▶ _EXERCISE OBJECTIVE_
Whenever a line in the data holds the string "firmicutes", copy that line.

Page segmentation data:
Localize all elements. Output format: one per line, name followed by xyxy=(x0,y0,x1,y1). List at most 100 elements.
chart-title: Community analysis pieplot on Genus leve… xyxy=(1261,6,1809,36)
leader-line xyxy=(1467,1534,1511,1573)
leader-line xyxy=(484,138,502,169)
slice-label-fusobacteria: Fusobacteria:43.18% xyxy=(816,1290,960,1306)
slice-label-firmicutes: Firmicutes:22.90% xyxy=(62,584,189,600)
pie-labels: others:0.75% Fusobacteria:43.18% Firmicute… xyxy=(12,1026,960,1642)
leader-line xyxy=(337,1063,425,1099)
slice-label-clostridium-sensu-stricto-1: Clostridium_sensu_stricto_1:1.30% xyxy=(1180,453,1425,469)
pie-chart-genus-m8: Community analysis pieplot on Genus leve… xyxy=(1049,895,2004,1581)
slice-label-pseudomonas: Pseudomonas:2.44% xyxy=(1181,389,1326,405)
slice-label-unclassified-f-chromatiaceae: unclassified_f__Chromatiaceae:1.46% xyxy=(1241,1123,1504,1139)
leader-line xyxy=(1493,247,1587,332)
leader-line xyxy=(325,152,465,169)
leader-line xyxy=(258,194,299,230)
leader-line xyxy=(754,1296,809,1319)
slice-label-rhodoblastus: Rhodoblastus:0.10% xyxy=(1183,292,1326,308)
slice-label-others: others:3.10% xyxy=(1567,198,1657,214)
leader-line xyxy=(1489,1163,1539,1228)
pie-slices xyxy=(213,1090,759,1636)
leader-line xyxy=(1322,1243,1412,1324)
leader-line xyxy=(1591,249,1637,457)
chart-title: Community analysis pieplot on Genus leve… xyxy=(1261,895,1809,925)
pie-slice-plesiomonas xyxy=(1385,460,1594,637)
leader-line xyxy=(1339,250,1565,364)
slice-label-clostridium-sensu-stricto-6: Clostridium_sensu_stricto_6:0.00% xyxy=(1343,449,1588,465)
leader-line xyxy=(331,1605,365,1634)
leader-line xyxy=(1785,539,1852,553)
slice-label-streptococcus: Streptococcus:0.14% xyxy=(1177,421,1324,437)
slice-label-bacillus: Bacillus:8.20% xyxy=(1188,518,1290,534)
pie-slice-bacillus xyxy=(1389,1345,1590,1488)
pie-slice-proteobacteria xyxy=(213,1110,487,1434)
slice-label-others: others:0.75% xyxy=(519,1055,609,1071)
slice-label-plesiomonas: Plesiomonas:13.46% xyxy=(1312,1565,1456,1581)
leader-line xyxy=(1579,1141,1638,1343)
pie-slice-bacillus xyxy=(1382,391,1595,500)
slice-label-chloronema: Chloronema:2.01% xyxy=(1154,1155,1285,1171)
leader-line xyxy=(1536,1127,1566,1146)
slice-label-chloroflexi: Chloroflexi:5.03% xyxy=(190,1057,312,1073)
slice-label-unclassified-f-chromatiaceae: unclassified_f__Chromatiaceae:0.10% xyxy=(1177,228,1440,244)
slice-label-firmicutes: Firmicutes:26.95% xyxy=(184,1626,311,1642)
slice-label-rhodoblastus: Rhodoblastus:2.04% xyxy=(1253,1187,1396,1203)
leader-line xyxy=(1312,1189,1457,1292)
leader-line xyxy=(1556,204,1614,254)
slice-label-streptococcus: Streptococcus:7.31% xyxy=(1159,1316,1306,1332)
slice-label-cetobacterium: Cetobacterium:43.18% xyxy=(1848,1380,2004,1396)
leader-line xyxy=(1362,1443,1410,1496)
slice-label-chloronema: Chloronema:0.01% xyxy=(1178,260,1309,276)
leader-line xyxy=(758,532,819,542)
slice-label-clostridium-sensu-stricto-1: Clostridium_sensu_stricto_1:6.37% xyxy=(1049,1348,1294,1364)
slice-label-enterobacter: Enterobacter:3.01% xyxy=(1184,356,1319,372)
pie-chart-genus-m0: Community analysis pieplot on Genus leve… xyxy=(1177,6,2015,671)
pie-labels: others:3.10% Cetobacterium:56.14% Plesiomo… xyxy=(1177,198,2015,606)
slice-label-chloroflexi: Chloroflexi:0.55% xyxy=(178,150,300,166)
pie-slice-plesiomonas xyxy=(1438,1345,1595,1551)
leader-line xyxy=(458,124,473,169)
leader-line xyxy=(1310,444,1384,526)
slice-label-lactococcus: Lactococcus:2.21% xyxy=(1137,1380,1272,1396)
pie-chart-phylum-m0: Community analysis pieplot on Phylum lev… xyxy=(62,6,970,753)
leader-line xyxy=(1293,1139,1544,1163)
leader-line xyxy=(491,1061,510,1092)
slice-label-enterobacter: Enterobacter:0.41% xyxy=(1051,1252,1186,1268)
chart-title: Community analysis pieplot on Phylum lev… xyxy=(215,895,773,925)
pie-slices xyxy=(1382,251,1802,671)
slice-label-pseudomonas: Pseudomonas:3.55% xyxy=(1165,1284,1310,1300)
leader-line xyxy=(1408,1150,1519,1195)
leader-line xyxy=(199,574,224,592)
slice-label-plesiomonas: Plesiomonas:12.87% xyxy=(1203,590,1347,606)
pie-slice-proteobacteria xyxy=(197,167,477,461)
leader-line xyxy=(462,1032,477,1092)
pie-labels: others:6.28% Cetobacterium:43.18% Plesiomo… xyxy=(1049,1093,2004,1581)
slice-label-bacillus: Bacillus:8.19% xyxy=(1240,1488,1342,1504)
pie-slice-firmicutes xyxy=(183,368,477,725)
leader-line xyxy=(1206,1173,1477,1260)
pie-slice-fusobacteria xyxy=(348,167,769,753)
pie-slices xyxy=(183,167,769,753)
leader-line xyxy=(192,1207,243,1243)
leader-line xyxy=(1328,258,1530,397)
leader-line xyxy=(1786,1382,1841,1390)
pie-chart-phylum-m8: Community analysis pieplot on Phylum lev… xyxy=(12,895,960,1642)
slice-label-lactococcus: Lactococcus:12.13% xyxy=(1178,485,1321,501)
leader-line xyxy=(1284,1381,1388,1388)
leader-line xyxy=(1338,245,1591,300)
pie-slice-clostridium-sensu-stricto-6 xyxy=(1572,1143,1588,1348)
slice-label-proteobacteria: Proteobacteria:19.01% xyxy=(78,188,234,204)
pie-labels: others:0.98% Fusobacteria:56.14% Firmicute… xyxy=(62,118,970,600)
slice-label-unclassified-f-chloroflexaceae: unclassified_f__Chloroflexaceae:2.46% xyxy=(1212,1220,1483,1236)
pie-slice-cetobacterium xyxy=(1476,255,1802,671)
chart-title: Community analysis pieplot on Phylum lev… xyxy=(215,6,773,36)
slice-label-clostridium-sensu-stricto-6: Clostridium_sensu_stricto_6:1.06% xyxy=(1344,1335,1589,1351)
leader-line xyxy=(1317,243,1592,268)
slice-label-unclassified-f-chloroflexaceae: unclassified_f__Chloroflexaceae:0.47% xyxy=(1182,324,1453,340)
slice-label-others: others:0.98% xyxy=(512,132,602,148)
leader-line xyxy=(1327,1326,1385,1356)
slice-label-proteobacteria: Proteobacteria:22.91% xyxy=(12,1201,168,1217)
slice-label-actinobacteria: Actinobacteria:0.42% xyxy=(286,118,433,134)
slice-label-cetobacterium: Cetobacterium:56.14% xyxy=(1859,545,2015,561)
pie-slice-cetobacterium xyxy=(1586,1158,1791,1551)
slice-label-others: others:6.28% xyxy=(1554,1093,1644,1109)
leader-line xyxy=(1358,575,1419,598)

==

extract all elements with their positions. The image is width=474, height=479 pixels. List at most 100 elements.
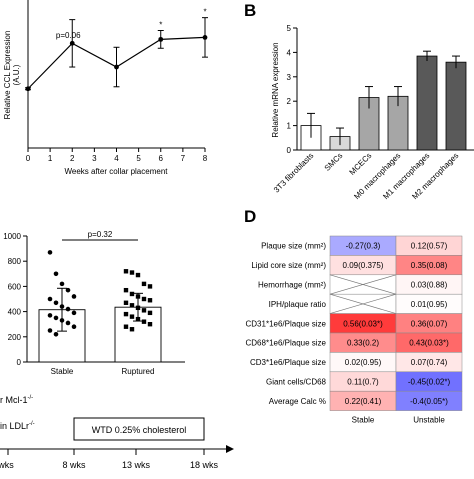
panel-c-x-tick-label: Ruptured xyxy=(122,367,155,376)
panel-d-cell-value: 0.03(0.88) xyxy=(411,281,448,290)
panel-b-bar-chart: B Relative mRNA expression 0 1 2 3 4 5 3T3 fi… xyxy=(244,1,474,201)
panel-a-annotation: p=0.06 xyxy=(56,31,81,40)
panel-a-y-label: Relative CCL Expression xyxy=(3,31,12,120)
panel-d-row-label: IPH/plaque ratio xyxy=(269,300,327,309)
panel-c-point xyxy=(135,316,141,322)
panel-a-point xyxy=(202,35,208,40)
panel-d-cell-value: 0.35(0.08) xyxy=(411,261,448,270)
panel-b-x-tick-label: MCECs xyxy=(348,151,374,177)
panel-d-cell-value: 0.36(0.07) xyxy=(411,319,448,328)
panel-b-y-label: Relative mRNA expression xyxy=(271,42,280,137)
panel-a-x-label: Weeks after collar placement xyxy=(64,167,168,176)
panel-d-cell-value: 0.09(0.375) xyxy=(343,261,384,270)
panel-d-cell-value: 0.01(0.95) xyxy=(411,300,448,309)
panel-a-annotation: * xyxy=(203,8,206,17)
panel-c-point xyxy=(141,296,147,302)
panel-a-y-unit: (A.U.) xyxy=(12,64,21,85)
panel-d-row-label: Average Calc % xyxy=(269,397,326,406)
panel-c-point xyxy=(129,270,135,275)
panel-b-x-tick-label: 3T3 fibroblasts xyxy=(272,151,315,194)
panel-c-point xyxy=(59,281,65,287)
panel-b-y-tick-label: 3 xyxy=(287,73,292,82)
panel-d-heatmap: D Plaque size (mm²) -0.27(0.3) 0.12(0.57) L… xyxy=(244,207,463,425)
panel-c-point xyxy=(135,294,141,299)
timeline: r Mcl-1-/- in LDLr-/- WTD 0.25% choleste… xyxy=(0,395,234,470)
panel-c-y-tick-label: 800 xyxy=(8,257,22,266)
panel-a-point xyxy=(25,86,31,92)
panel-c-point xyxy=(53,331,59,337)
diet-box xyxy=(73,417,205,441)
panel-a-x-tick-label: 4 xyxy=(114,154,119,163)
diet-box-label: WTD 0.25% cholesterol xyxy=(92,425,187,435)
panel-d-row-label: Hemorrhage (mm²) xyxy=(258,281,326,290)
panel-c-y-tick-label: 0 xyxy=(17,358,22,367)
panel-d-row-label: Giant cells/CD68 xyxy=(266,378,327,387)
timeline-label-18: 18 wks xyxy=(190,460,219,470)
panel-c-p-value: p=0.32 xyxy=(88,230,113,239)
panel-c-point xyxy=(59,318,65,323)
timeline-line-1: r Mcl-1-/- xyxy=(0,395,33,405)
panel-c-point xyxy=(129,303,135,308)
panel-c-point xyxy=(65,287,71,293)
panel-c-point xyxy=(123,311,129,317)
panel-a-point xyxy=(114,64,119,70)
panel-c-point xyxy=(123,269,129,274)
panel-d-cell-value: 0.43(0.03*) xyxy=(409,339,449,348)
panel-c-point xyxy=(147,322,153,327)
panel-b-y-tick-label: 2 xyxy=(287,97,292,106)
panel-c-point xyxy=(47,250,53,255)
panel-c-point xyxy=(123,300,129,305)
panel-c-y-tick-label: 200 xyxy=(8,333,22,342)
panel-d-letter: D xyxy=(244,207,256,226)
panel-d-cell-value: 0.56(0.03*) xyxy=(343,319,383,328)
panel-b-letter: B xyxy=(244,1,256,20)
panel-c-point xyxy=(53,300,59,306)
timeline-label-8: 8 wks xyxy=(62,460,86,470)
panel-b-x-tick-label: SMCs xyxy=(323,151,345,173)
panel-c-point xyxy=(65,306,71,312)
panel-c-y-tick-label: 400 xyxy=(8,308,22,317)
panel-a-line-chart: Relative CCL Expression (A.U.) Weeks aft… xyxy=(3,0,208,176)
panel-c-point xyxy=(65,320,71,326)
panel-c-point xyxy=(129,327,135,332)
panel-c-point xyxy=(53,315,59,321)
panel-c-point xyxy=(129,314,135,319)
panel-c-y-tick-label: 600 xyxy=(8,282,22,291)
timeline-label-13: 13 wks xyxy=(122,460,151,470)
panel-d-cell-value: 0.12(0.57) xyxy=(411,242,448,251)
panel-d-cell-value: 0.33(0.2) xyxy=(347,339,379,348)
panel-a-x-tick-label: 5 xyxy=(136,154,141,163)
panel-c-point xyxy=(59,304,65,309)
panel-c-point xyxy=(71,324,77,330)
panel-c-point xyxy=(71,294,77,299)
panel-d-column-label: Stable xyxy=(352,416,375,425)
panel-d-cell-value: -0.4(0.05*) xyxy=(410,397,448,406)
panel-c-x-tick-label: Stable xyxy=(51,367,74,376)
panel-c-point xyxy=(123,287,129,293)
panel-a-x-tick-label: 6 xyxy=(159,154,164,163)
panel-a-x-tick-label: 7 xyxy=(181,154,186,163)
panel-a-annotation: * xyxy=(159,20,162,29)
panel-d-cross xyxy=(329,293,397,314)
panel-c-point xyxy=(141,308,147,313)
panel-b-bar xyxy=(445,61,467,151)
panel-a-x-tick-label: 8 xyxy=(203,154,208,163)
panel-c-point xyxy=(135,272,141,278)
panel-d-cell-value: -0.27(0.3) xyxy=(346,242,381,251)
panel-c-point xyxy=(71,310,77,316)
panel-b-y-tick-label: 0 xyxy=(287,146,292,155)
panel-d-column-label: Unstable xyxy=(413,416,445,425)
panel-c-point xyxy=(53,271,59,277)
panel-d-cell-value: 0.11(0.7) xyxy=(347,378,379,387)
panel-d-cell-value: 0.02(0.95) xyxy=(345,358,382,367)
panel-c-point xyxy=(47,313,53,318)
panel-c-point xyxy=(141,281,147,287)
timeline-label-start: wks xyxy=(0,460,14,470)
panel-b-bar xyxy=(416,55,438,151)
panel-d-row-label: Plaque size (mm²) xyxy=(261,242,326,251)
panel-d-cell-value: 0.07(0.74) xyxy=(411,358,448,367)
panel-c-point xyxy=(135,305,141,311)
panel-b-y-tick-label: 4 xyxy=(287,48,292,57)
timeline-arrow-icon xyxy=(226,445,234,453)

▶ _ANSWER TO THE PROBLEM_
slice-label-firmicutes: Firmicutes:22.90% xyxy=(62,584,189,600)
slice-label-firmicutes: Firmicutes:26.95% xyxy=(184,1626,311,1642)
pie-slice-firmicutes xyxy=(183,368,477,725)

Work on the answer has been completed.